### Data excerpts

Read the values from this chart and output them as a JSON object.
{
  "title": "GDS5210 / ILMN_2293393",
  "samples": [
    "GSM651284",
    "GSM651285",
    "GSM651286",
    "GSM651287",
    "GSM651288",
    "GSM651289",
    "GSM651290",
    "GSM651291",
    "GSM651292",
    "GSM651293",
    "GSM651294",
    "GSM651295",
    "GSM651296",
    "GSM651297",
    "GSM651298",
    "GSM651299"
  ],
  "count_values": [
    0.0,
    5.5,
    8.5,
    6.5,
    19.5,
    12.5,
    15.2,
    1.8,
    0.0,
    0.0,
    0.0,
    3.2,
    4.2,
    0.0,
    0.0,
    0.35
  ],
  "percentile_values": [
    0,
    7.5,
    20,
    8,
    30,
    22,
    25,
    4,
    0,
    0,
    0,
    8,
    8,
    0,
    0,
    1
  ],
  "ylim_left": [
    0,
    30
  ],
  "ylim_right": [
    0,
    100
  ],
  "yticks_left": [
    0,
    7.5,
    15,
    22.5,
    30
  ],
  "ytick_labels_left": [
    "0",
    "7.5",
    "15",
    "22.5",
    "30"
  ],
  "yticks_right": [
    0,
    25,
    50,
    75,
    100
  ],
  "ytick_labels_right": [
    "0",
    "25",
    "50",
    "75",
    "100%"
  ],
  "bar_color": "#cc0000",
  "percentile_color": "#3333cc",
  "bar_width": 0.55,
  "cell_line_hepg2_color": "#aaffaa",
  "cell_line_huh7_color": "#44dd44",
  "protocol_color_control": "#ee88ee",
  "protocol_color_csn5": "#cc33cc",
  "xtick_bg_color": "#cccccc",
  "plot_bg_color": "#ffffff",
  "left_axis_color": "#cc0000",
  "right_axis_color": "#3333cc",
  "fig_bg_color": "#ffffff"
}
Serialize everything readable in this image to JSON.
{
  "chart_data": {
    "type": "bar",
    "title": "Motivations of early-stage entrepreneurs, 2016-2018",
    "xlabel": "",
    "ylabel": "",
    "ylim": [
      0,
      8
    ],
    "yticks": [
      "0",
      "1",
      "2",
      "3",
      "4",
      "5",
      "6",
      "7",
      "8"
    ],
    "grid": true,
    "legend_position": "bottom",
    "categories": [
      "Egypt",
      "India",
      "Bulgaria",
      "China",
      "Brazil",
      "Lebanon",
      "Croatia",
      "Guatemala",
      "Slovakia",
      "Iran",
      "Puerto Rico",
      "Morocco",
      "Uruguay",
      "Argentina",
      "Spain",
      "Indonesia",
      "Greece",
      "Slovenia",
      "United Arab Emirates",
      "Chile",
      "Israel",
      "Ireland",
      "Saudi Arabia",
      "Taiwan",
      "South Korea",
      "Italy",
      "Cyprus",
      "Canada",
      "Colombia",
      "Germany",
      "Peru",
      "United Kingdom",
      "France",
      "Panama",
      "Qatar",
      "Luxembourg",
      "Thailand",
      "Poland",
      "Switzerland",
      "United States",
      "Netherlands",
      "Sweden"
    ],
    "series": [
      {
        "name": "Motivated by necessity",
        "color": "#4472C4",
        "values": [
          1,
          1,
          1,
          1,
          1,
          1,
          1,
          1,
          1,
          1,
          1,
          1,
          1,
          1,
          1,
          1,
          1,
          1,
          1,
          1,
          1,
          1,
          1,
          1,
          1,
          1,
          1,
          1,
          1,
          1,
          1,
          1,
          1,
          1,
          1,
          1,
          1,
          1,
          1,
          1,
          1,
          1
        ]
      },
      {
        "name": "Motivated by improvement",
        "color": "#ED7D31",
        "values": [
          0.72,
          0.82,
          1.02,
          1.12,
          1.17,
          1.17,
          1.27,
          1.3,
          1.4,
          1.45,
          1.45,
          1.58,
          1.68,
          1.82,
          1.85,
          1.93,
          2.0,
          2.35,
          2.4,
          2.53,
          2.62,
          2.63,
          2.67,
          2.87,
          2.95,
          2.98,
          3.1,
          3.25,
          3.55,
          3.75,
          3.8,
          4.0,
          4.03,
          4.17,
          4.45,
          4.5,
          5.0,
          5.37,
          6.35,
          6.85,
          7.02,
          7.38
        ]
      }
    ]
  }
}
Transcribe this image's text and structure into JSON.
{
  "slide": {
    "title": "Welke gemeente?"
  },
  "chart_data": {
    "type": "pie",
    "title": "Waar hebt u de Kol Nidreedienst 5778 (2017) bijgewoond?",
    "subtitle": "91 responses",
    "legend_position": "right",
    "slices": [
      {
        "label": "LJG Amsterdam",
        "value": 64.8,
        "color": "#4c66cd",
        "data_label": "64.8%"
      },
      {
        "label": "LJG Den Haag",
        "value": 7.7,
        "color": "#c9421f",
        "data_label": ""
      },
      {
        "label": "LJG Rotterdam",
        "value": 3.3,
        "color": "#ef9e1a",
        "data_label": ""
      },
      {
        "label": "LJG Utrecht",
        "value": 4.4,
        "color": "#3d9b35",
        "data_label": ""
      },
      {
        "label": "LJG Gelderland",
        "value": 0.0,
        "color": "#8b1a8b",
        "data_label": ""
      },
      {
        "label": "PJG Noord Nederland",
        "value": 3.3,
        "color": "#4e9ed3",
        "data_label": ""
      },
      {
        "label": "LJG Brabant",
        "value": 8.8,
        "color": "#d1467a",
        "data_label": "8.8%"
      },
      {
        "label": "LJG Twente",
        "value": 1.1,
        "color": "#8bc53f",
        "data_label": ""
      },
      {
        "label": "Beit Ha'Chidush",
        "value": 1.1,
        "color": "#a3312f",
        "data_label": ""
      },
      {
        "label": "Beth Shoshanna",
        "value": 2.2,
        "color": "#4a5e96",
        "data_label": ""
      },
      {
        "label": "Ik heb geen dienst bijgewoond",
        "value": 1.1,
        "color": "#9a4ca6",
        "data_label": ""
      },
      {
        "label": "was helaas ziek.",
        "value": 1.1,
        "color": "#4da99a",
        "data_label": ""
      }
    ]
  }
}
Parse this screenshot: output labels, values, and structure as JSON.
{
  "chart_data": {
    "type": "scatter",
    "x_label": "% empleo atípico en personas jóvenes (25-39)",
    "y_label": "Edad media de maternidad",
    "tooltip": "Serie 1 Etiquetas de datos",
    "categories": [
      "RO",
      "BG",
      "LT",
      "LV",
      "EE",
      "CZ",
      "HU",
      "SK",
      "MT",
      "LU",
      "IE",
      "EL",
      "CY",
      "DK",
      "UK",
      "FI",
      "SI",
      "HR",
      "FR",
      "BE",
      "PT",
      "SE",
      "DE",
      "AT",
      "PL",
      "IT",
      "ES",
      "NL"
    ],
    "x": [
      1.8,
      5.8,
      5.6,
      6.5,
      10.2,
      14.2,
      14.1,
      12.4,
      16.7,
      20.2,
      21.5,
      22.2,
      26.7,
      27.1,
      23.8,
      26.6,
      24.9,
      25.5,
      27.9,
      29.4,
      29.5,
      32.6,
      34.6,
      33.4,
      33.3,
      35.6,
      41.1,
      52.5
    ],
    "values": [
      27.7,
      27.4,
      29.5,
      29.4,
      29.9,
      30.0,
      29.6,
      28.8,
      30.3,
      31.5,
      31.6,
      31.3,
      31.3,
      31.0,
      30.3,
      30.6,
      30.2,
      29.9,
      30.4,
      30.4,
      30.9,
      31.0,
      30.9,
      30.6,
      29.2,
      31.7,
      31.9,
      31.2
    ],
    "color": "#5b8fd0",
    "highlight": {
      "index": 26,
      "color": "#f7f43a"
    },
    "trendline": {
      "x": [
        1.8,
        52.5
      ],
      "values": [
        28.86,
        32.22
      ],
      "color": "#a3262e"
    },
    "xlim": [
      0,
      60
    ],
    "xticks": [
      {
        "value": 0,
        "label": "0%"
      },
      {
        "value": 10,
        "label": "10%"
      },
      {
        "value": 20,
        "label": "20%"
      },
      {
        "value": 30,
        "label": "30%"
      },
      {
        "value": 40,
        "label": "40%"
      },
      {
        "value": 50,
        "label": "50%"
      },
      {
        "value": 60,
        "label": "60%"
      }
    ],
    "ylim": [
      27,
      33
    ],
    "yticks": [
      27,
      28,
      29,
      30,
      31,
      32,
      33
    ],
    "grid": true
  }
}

######

Written problem: Identify the lines in the records above that contain the word "JSON", then state how many there are and nothing more.

Result of the exercise: 4